## TASK REQUIREMENTS
From the entries below, gather each line containing the word "края".

## MATERIAL PROVIDED
════════════════

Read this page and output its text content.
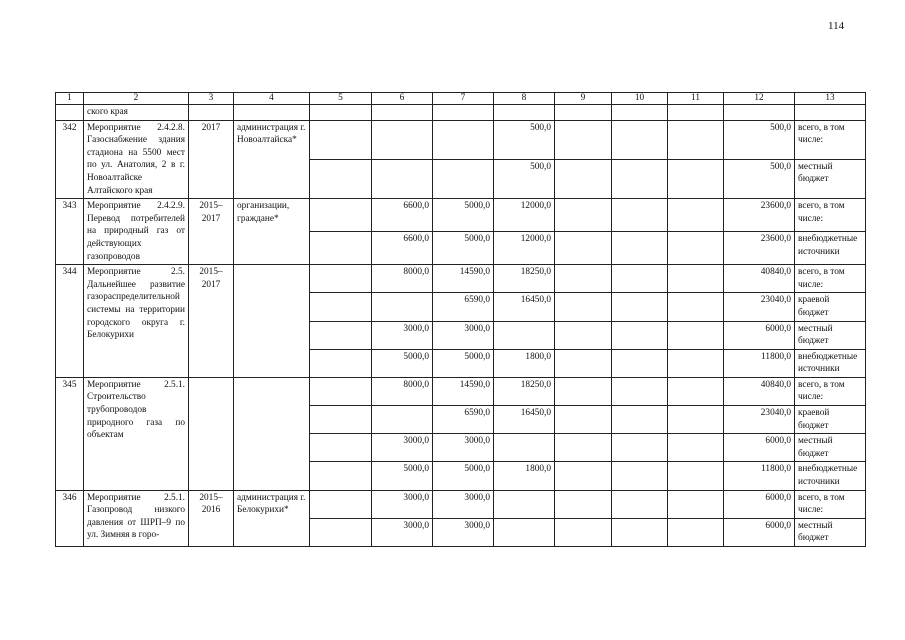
114
1	2	3	4	5	6	7	8	9	10	11	12	13
	ского края											
342	Мероприятие 2.4.2.8. Газоснабжение здания стадиона на 5500 мест по ул. Анатолия, 2 в г. Новоалтайске Алтайского края	2017	администрация г. Новоалтайска*				500,0				500,0	всего, в том числе:
							500,0				500,0	местный бюджет
343	Мероприятие 2.4.2.9. Перевод потребителей на природный газ от действующих газопроводов	2015–2017	организации, граждане*		6600,0	5000,0	12000,0				23600,0	всего, в том числе:
					6600,0	5000,0	12000,0				23600,0	внебюджетные источники
344	Мероприятие 2.5. Дальнейшее развитие газораспределительной системы на территории городского округа г. Белокурихи	2015–2017			8000,0	14590,0	18250,0				40840,0	всего, в том числе:
						6590,0	16450,0				23040,0	краевой бюджет
					3000,0	3000,0					6000,0	местный бюджет
					5000,0	5000,0	1800,0				11800,0	внебюджетные источники
345	Мероприятие 2.5.1. Строительство трубопроводов природного газа по объектам				8000,0	14590,0	18250,0				40840,0	всего, в том числе:
						6590,0	16450,0				23040,0	краевой бюджет
					3000,0	3000,0					6000,0	местный бюджет
					5000,0	5000,0	1800,0				11800,0	внебюджетные источники
346	Мероприятие 2.5.1. Газопровод низкого давления от ШРП–9 по ул. Зимняя в горо-	2015–2016	администрация г. Белокурихи*		3000,0	3000,0					6000,0	всего, в том числе:
					3000,0	3000,0					6000,0	местный бюджет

════════════════

## EXERCISE SOLUTION
	ского края											
342	Мероприятие 2.4.2.8. Газоснабжение здания стадиона на 5500 мест по ул. Анатолия, 2 в г. Новоалтайске Алтайского края	2017	администрация г. Новоалтайска*				500,0				500,0	всего, в том числе:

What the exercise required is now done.